Exercise: Type every record exactly as it appears.

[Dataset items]
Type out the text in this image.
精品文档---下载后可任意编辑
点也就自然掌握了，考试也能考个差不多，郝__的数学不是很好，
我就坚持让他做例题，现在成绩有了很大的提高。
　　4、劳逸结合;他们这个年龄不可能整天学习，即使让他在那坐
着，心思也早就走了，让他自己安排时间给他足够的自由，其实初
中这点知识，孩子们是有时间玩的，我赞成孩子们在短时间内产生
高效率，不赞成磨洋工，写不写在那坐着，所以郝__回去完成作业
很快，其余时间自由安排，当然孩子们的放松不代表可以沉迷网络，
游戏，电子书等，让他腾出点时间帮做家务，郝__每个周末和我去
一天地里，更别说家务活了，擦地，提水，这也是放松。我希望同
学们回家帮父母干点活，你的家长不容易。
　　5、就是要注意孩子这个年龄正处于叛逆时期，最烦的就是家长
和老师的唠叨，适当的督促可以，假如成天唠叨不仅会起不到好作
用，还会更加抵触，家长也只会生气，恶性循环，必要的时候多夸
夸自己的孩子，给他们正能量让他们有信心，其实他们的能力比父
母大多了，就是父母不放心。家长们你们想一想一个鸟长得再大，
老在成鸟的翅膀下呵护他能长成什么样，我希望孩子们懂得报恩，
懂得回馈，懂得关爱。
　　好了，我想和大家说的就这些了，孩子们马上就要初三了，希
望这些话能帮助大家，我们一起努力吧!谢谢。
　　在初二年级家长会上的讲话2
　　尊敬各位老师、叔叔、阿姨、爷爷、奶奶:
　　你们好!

Solution:
Type out the text in this image.
精品文档---下载后可任意编辑
点也就自然掌握了，考试也能考个差不多，郝__的数学不是很好，
我就坚持让他做例题，现在成绩有了很大的提高。
　　4、劳逸结合;他们这个年龄不可能整天学习，即使让他在那坐
着，心思也早就走了，让他自己安排时间给他足够的自由，其实初
中这点知识，孩子们是有时间玩的，我赞成孩子们在短时间内产生
高效率，不赞成磨洋工，写不写在那坐着，所以郝__回去完成作业
很快，其余时间自由安排，当然孩子们的放松不代表可以沉迷网络，
游戏，电子书等，让他腾出点时间帮做家务，郝__每个周末和我去
一天地里，更别说家务活了，擦地，提水，这也是放松。我希望同
学们回家帮父母干点活，你的家长不容易。
　　5、就是要注意孩子这个年龄正处于叛逆时期，最烦的就是家长
和老师的唠叨，适当的督促可以，假如成天唠叨不仅会起不到好作
用，还会更加抵触，家长也只会生气，恶性循环，必要的时候多夸
夸自己的孩子，给他们正能量让他们有信心，其实他们的能力比父
母大多了，就是父母不放心。家长们你们想一想一个鸟长得再大，
老在成鸟的翅膀下呵护他能长成什么样，我希望孩子们懂得报恩，
懂得回馈，懂得关爱。
　　好了，我想和大家说的就这些了，孩子们马上就要初三了，希
望这些话能帮助大家，我们一起努力吧!谢谢。
　　在初二年级家长会上的讲话2
　　尊敬各位老师、叔叔、阿姨、爷爷、奶奶:
　　你们好!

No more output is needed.